▸ Do this: Can you output the records below exactly as they are written?

▸ Records provided:
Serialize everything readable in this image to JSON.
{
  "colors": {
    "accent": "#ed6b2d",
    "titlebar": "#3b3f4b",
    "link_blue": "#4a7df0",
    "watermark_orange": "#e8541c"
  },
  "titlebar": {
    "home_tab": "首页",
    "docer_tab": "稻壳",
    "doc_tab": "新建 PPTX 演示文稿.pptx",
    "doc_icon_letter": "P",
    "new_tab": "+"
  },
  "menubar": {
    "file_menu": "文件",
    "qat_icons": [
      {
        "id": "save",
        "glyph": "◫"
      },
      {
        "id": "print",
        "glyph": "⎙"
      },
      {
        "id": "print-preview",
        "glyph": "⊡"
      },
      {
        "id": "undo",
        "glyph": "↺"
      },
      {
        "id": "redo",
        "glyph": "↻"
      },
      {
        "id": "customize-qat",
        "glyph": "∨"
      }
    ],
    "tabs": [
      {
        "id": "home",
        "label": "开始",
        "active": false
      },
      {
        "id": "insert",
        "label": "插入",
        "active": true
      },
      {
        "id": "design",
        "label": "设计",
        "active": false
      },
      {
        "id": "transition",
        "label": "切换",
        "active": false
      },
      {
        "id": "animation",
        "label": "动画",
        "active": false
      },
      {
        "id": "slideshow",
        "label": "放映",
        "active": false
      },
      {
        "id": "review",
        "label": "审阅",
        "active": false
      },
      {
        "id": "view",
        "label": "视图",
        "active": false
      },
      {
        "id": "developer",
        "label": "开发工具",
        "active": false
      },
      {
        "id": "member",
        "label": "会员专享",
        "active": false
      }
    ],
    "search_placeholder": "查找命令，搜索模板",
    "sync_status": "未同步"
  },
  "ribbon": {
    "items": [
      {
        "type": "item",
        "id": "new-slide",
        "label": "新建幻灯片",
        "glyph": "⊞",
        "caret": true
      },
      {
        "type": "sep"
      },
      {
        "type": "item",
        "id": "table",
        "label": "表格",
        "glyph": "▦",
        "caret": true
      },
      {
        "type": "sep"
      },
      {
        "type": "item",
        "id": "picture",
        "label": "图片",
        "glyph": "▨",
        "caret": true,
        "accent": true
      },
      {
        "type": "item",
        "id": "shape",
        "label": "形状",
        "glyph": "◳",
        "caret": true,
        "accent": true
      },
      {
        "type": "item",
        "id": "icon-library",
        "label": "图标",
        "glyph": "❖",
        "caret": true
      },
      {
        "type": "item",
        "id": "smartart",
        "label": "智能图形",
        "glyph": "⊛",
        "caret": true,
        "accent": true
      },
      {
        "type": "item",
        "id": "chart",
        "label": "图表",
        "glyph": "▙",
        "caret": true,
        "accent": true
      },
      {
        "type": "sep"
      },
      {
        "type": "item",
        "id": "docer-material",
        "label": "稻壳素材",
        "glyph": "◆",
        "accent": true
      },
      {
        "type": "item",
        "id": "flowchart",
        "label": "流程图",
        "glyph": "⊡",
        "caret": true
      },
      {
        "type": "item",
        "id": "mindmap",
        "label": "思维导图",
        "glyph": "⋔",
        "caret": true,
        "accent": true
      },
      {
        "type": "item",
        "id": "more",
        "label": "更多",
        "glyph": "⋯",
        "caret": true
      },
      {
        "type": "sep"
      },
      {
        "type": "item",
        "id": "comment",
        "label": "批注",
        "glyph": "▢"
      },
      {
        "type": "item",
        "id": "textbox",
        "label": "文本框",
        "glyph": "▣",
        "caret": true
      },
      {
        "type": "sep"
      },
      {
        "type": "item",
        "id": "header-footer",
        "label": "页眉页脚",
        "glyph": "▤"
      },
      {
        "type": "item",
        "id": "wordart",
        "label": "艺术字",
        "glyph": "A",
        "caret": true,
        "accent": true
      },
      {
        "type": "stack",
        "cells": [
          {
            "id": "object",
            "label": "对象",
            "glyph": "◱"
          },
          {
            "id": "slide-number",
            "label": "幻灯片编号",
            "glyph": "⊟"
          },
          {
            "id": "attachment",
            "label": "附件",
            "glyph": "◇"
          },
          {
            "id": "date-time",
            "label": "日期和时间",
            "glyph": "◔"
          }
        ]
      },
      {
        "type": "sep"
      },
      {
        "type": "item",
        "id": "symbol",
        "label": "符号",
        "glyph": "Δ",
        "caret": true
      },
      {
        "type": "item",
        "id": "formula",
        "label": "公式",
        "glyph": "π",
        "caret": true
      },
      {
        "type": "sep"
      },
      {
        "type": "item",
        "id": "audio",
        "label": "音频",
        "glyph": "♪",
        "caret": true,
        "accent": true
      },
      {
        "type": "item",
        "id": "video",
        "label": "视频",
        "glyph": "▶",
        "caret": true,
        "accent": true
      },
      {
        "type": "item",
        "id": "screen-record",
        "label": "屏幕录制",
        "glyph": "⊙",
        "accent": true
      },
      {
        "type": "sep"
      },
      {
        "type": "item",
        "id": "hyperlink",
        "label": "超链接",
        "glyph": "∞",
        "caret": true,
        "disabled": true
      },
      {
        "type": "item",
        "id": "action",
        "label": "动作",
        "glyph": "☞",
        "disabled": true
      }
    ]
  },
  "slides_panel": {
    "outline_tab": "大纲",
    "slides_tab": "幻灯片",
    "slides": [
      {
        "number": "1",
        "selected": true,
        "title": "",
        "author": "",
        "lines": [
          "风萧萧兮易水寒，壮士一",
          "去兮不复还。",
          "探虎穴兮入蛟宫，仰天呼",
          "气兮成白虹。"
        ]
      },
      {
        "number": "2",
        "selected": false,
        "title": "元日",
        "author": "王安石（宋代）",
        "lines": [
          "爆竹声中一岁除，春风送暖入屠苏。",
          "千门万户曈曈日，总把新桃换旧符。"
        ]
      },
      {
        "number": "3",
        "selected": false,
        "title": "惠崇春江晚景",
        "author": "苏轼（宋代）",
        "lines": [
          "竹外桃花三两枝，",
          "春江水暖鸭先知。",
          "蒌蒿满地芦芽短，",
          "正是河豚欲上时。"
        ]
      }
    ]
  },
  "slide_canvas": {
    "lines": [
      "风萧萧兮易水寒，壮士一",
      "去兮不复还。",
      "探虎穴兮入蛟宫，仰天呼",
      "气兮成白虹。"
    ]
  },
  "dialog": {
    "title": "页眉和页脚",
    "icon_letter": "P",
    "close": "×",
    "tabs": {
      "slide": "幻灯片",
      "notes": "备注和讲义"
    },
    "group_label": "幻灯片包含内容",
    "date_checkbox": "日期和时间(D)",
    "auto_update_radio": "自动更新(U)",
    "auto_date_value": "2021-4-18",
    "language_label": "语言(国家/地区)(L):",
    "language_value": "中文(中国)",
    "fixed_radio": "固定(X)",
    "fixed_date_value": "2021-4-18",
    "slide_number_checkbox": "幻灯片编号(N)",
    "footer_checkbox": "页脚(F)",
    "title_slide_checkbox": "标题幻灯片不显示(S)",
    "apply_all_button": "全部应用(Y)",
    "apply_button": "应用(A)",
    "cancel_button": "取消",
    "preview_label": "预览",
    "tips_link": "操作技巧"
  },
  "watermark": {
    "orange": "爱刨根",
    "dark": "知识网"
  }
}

▸ Problem solution:
Serialize everything readable in this image to JSON.
{
  "colors": {
    "accent": "#ed6b2d",
    "titlebar": "#3b3f4b",
    "link_blue": "#4a7df0",
    "watermark_orange": "#e8541c"
  },
  "titlebar": {
    "home_tab": "首页",
    "docer_tab": "稻壳",
    "doc_tab": "新建 PPTX 演示文稿.pptx",
    "doc_icon_letter": "P",
    "new_tab": "+"
  },
  "menubar": {
    "file_menu": "文件",
    "qat_icons": [
      {
        "id": "save",
        "glyph": "◫"
      },
      {
        "id": "print",
        "glyph": "⎙"
      },
      {
        "id": "print-preview",
        "glyph": "⊡"
      },
      {
        "id": "undo",
        "glyph": "↺"
      },
      {
        "id": "redo",
        "glyph": "↻"
      },
      {
        "id": "customize-qat",
        "glyph": "∨"
      }
    ],
    "tabs": [
      {
        "id": "home",
        "label": "开始",
        "active": false
      },
      {
        "id": "insert",
        "label": "插入",
        "active": true
      },
      {
        "id": "design",
        "label": "设计",
        "active": false
      },
      {
        "id": "transition",
        "label": "切换",
        "active": false
      },
      {
        "id": "animation",
        "label": "动画",
        "active": false
      },
      {
        "id": "slideshow",
        "label": "放映",
        "active": false
      },
      {
        "id": "review",
        "label": "审阅",
        "active": false
      },
      {
        "id": "view",
        "label": "视图",
        "active": false
      },
      {
        "id": "developer",
        "label": "开发工具",
        "active": false
      },
      {
        "id": "member",
        "label": "会员专享",
        "active": false
      }
    ],
    "search_placeholder": "查找命令，搜索模板",
    "sync_status": "未同步"
  },
  "ribbon": {
    "items": [
      {
        "type": "item",
        "id": "new-slide",
        "label": "新建幻灯片",
        "glyph": "⊞",
        "caret": true
      },
      {
        "type": "sep"
      },
      {
        "type": "item",
        "id": "table",
        "label": "表格",
        "glyph": "▦",
        "caret": true
      },
      {
        "type": "sep"
      },
      {
        "type": "item",
        "id": "picture",
        "label": "图片",
        "glyph": "▨",
        "caret": true,
        "accent": true
      },
      {
        "type": "item",
        "id": "shape",
        "label": "形状",
        "glyph": "◳",
        "caret": true,
        "accent": true
      },
      {
        "type": "item",
        "id": "icon-library",
        "label": "图标",
        "glyph": "❖",
        "caret": true
      },
      {
        "type": "item",
        "id": "smartart",
        "label": "智能图形",
        "glyph": "⊛",
        "caret": true,
        "accent": true
      },
      {
        "type": "item",
        "id": "chart",
        "label": "图表",
        "glyph": "▙",
        "caret": true,
        "accent": true
      },
      {
        "type": "sep"
      },
      {
        "type": "item",
        "id": "docer-material",
        "label": "稻壳素材",
        "glyph": "◆",
        "accent": true
      },
      {
        "type": "item",
        "id": "flowchart",
        "label": "流程图",
        "glyph": "⊡",
        "caret": true
      },
      {
        "type": "item",
        "id": "mindmap",
        "label": "思维导图",
        "glyph": "⋔",
        "caret": true,
        "accent": true
      },
      {
        "type": "item",
        "id": "more",
        "label": "更多",
        "glyph": "⋯",
        "caret": true
      },
      {
        "type": "sep"
      },
      {
        "type": "item",
        "id": "comment",
        "label": "批注",
        "glyph": "▢"
      },
      {
        "type": "item",
        "id": "textbox",
        "label": "文本框",
        "glyph": "▣",
        "caret": true
      },
      {
        "type": "sep"
      },
      {
        "type": "item",
        "id": "header-footer",
        "label": "页眉页脚",
        "glyph": "▤"
      },
      {
        "type": "item",
        "id": "wordart",
        "label": "艺术字",
        "glyph": "A",
        "caret": true,
        "accent": true
      },
      {
        "type": "stack",
        "cells": [
          {
            "id": "object",
            "label": "对象",
            "glyph": "◱"
          },
          {
            "id": "slide-number",
            "label": "幻灯片编号",
            "glyph": "⊟"
          },
          {
            "id": "attachment",
            "label": "附件",
            "glyph": "◇"
          },
          {
            "id": "date-time",
            "label": "日期和时间",
            "glyph": "◔"
          }
        ]
      },
      {
        "type": "sep"
      },
      {
        "type": "item",
        "id": "symbol",
        "label": "符号",
        "glyph": "Δ",
        "caret": true
      },
      {
        "type": "item",
        "id": "formula",
        "label": "公式",
        "glyph": "π",
        "caret": true
      },
      {
        "type": "sep"
      },
      {
        "type": "item",
        "id": "audio",
        "label": "音频",
        "glyph": "♪",
        "caret": true,
        "accent": true
      },
      {
        "type": "item",
        "id": "video",
        "label": "视频",
        "glyph": "▶",
        "caret": true,
        "accent": true
      },
      {
        "type": "item",
        "id": "screen-record",
        "label": "屏幕录制",
        "glyph": "⊙",
        "accent": true
      },
      {
        "type": "sep"
      },
      {
        "type": "item",
        "id": "hyperlink",
        "label": "超链接",
        "glyph": "∞",
        "caret": true,
        "disabled": true
      },
      {
        "type": "item",
        "id": "action",
        "label": "动作",
        "glyph": "☞",
        "disabled": true
      }
    ]
  },
  "slides_panel": {
    "outline_tab": "大纲",
    "slides_tab": "幻灯片",
    "slides": [
      {
        "number": "1",
        "selected": true,
        "title": "",
        "author": "",
        "lines": [
          "风萧萧兮易水寒，壮士一",
          "去兮不复还。",
          "探虎穴兮入蛟宫，仰天呼",
          "气兮成白虹。"
        ]
      },
      {
        "number": "2",
        "selected": false,
        "title": "元日",
        "author": "王安石（宋代）",
        "lines": [
          "爆竹声中一岁除，春风送暖入屠苏。",
          "千门万户曈曈日，总把新桃换旧符。"
        ]
      },
      {
        "number": "3",
        "selected": false,
        "title": "惠崇春江晚景",
        "author": "苏轼（宋代）",
        "lines": [
          "竹外桃花三两枝，",
          "春江水暖鸭先知。",
          "蒌蒿满地芦芽短，",
          "正是河豚欲上时。"
        ]
      }
    ]
  },
  "slide_canvas": {
    "lines": [
      "风萧萧兮易水寒，壮士一",
      "去兮不复还。",
      "探虎穴兮入蛟宫，仰天呼",
      "气兮成白虹。"
    ]
  },
  "dialog": {
    "title": "页眉和页脚",
    "icon_letter": "P",
    "close": "×",
    "tabs": {
      "slide": "幻灯片",
      "notes": "备注和讲义"
    },
    "group_label": "幻灯片包含内容",
    "date_checkbox": "日期和时间(D)",
    "auto_update_radio": "自动更新(U)",
    "auto_date_value": "2021-4-18",
    "language_label": "语言(国家/地区)(L):",
    "language_value": "中文(中国)",
    "fixed_radio": "固定(X)",
    "fixed_date_value": "2021-4-18",
    "slide_number_checkbox": "幻灯片编号(N)",
    "footer_checkbox": "页脚(F)",
    "title_slide_checkbox": "标题幻灯片不显示(S)",
    "apply_all_button": "全部应用(Y)",
    "apply_button": "应用(A)",
    "cancel_button": "取消",
    "preview_label": "预览",
    "tips_link": "操作技巧"
  },
  "watermark": {
    "orange": "爱刨根",
    "dark": "知识网"
  }
}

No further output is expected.